---------- DATA FOR THIS EXERCISE ----------

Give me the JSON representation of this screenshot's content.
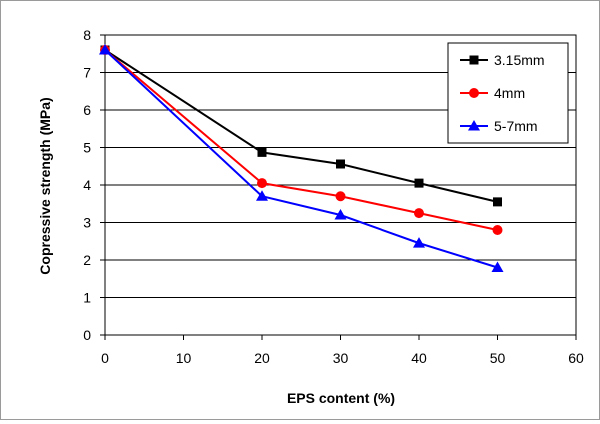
{
  "chart_data": {
    "type": "line",
    "xlabel": "EPS content (%)",
    "ylabel": "Copressive strength (MPa)",
    "xlim": [
      0,
      60
    ],
    "ylim": [
      0,
      8
    ],
    "x_ticks": [
      "0",
      "10",
      "20",
      "30",
      "40",
      "50",
      "60"
    ],
    "y_ticks": [
      "0",
      "1",
      "2",
      "3",
      "4",
      "5",
      "6",
      "7",
      "8"
    ],
    "grid": "horizontal",
    "legend_position": "top-right",
    "x": [
      0,
      20,
      30,
      40,
      50
    ],
    "series": [
      {
        "name": "3.15mm",
        "color": "#000000",
        "marker": "square",
        "values": [
          7.6,
          4.87,
          4.56,
          4.05,
          3.55
        ]
      },
      {
        "name": "4mm",
        "color": "#ff0000",
        "marker": "circle",
        "values": [
          7.6,
          4.05,
          3.7,
          3.25,
          2.8
        ]
      },
      {
        "name": "5-7mm",
        "color": "#0000ff",
        "marker": "triangle",
        "values": [
          7.6,
          3.7,
          3.2,
          2.45,
          1.8
        ]
      }
    ]
  }
}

----------

# BRIEF
Write out the entries again, exactly as given, skipping any images.

# SOLUTION TO THIS TASK
Give me the JSON representation of this screenshot's content.
{
  "chart_data": {
    "type": "line",
    "xlabel": "EPS content (%)",
    "ylabel": "Copressive strength (MPa)",
    "xlim": [
      0,
      60
    ],
    "ylim": [
      0,
      8
    ],
    "x_ticks": [
      "0",
      "10",
      "20",
      "30",
      "40",
      "50",
      "60"
    ],
    "y_ticks": [
      "0",
      "1",
      "2",
      "3",
      "4",
      "5",
      "6",
      "7",
      "8"
    ],
    "grid": "horizontal",
    "legend_position": "top-right",
    "x": [
      0,
      20,
      30,
      40,
      50
    ],
    "series": [
      {
        "name": "3.15mm",
        "color": "#000000",
        "marker": "square",
        "values": [
          7.6,
          4.87,
          4.56,
          4.05,
          3.55
        ]
      },
      {
        "name": "4mm",
        "color": "#ff0000",
        "marker": "circle",
        "values": [
          7.6,
          4.05,
          3.7,
          3.25,
          2.8
        ]
      },
      {
        "name": "5-7mm",
        "color": "#0000ff",
        "marker": "triangle",
        "values": [
          7.6,
          3.7,
          3.2,
          2.45,
          1.8
        ]
      }
    ]
  }
}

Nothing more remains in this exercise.